DE MEMORIA

LA BANDA DE LOS BARAJAS, CHOFIU…

Carlos Ferreyra Carrasco

 

CIUDAD DE MÉXICO, lunes 4 febrero 2019.- La tía Sofía, Chofi, como confianzudamente le decíamos los sobrinos, tuvo una vida difícil. Hermana de los tres personajes descritos antes en este espacio, descubrió su vida religiosa a edad muy temprana.
Y descubrió también su desagrado por esa y otras cosas relacionadas con la Iglesia, donde fue explotada, usada como sirvienta, de hecho, esclava de jerarquías y de mandos superiores en los reclusorios donde la mantuvieron como monja en retiro mundano.
Años, no muchos después de su inserción religiosa, enferma no tanto del cuerpo como del alma, la que pretendía ofrecer al Señor (al de antes, no al Peje) registraba inciertos comportamientos que al paso del tiempo se corrigieron, demostrando que sus males estaban en el convento y allí los había sepultado.

********************

- Objetivo -
Reproduce completo el texto sobre la tía Sofía, sin cambiar una sola palabra.

********************

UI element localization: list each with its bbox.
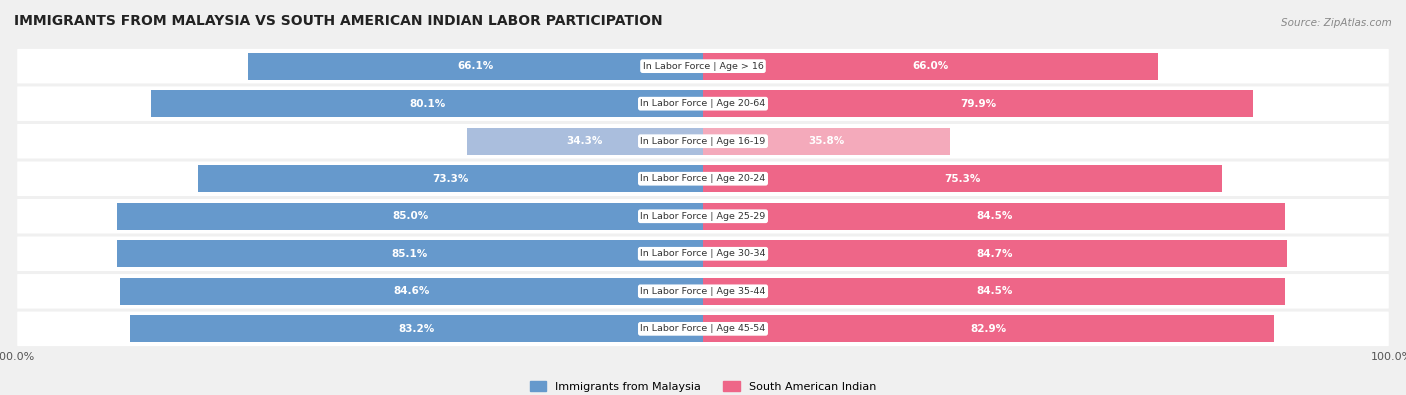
Bar: [703, 240, 1286, 267]
Bar: [247, 53, 703, 80]
Bar: [703, 90, 1254, 117]
Text: 85.0%: 85.0%: [392, 211, 429, 221]
FancyBboxPatch shape: [17, 199, 1389, 233]
Text: Source: ZipAtlas.com: Source: ZipAtlas.com: [1281, 18, 1392, 28]
FancyBboxPatch shape: [17, 274, 1389, 308]
Text: In Labor Force | Age 20-24: In Labor Force | Age 20-24: [640, 174, 766, 183]
Text: In Labor Force | Age > 16: In Labor Force | Age > 16: [643, 62, 763, 71]
Text: IMMIGRANTS FROM MALAYSIA VS SOUTH AMERICAN INDIAN LABOR PARTICIPATION: IMMIGRANTS FROM MALAYSIA VS SOUTH AMERIC…: [14, 14, 662, 28]
Bar: [467, 128, 703, 155]
FancyBboxPatch shape: [17, 162, 1389, 196]
FancyBboxPatch shape: [17, 49, 1389, 83]
Text: 66.0%: 66.0%: [912, 61, 949, 71]
Text: 84.5%: 84.5%: [976, 286, 1012, 296]
Bar: [703, 165, 1222, 192]
Bar: [703, 53, 1157, 80]
Text: 79.9%: 79.9%: [960, 99, 997, 109]
FancyBboxPatch shape: [17, 312, 1389, 346]
Bar: [703, 203, 1285, 230]
Bar: [703, 278, 1285, 305]
Text: 35.8%: 35.8%: [808, 136, 845, 146]
Text: 73.3%: 73.3%: [432, 174, 468, 184]
Text: 85.1%: 85.1%: [392, 249, 427, 259]
Text: 82.9%: 82.9%: [970, 324, 1007, 334]
FancyBboxPatch shape: [17, 87, 1389, 121]
Text: 84.7%: 84.7%: [977, 249, 1012, 259]
FancyBboxPatch shape: [17, 124, 1389, 158]
Text: In Labor Force | Age 25-29: In Labor Force | Age 25-29: [640, 212, 766, 221]
Text: 66.1%: 66.1%: [457, 61, 494, 71]
Text: 84.6%: 84.6%: [394, 286, 430, 296]
Bar: [117, 203, 703, 230]
Text: 83.2%: 83.2%: [398, 324, 434, 334]
Bar: [120, 278, 703, 305]
Bar: [152, 90, 703, 117]
Bar: [117, 240, 703, 267]
Text: In Labor Force | Age 30-34: In Labor Force | Age 30-34: [640, 249, 766, 258]
Text: 84.5%: 84.5%: [976, 211, 1012, 221]
FancyBboxPatch shape: [17, 237, 1389, 271]
Bar: [129, 315, 703, 342]
Text: In Labor Force | Age 20-64: In Labor Force | Age 20-64: [640, 99, 766, 108]
Text: In Labor Force | Age 45-54: In Labor Force | Age 45-54: [640, 324, 766, 333]
Text: 75.3%: 75.3%: [945, 174, 980, 184]
Text: 80.1%: 80.1%: [409, 99, 446, 109]
Bar: [703, 315, 1274, 342]
Text: In Labor Force | Age 35-44: In Labor Force | Age 35-44: [640, 287, 766, 296]
Bar: [198, 165, 703, 192]
Text: 34.3%: 34.3%: [567, 136, 603, 146]
Legend: Immigrants from Malaysia, South American Indian: Immigrants from Malaysia, South American…: [526, 376, 880, 395]
Text: In Labor Force | Age 16-19: In Labor Force | Age 16-19: [640, 137, 766, 146]
Bar: [703, 128, 949, 155]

********************

- Resultado -
DE MEMORIA

LA BANDA DE LOS BARAJAS, CHOFIU…

Carlos Ferreyra Carrasco

 

CIUDAD DE MÉXICO, lunes 4 febrero 2019.- La tía Sofía, Chofi, como confianzudamente le decíamos los sobrinos, tuvo una vida difícil. Hermana de los tres personajes descritos antes en este espacio, descubrió su vida religiosa a edad muy temprana.
Y descubrió también su desagrado por esa y otras cosas relacionadas con la Iglesia, donde fue explotada, usada como sirvienta, de hecho, esclava de jerarquías y de mandos superiores en los reclusorios donde la mantuvieron como monja en retiro mundano.
Años, no muchos después de su inserción religiosa, enferma no tanto del cuerpo como del alma, la que pretendía ofrecer al Señor (al de antes, no al Peje) registraba inciertos comportamientos que al paso del tiempo se corrigieron, demostrando que sus males estaban en el convento y allí los había sepultado.